Written problem ▸ Transcribe the records below exactly, leaving out any pictures.

Data supplied ▸
□ □ □ □

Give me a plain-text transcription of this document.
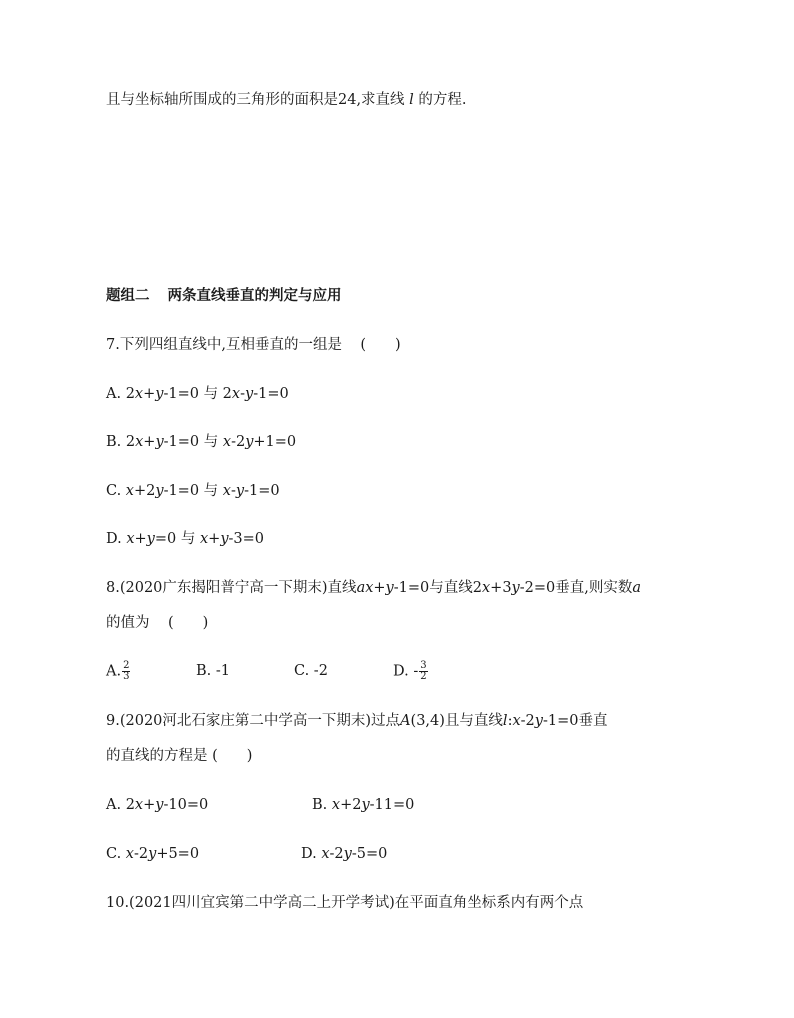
且与坐标轴所围成的三角形的面积是24,求直线 l 的方程.
题组二 两条直线垂直的判定与应用
7.下列四组直线中,互相垂直的一组是 (　　)
A. 2x+y-1=0 与 2x-y-1=0
B. 2x+y-1=0 与 x-2y+1=0
C. x+2y-1=0 与 x-y-1=0
D. x+y=0 与 x+y-3=0
8.(2020广东揭阳普宁高一下期末)直线ax+y-1=0与直线2x+3y-2=0垂直,则实数a
的值为 (　　)
A. $\frac{2}{3}$	B. -1	C. -2	D. - $\frac{3}{2}$
9.(2020河北石家庄第二中学高一下期末)过点A(3,4)且与直线l:x-2y-1=0垂直
的直线的方程是 (　　)
A. 2x+y-10=0	B. x+2y-11=0
C. x-2y+5=0	D. x-2y-5=0
10.(2021四川宜宾第二中学高二上开学考试)在平面直角坐标系内有两个点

□ □ □ □

Final result ▸
Give me a plain-text transcription of this document.
且与坐标轴所围成的三角形的面积是24,求直线 l 的方程.
题组二 两条直线垂直的判定与应用
7.下列四组直线中,互相垂直的一组是 (　　)
A. 2x+y-1=0 与 2x-y-1=0
B. 2x+y-1=0 与 x-2y+1=0
C. x+2y-1=0 与 x-y-1=0
D. x+y=0 与 x+y-3=0
8.(2020广东揭阳普宁高一下期末)直线ax+y-1=0与直线2x+3y-2=0垂直,则实数a
的值为 (　　)
A. $\frac{2}{3}$	B. -1	C. -2	D. - $\frac{3}{2}$
9.(2020河北石家庄第二中学高一下期末)过点A(3,4)且与直线l:x-2y-1=0垂直
的直线的方程是 (　　)
A. 2x+y-10=0	B. x+2y-11=0
C. x-2y+5=0	D. x-2y-5=0
10.(2021四川宜宾第二中学高二上开学考试)在平面直角坐标系内有两个点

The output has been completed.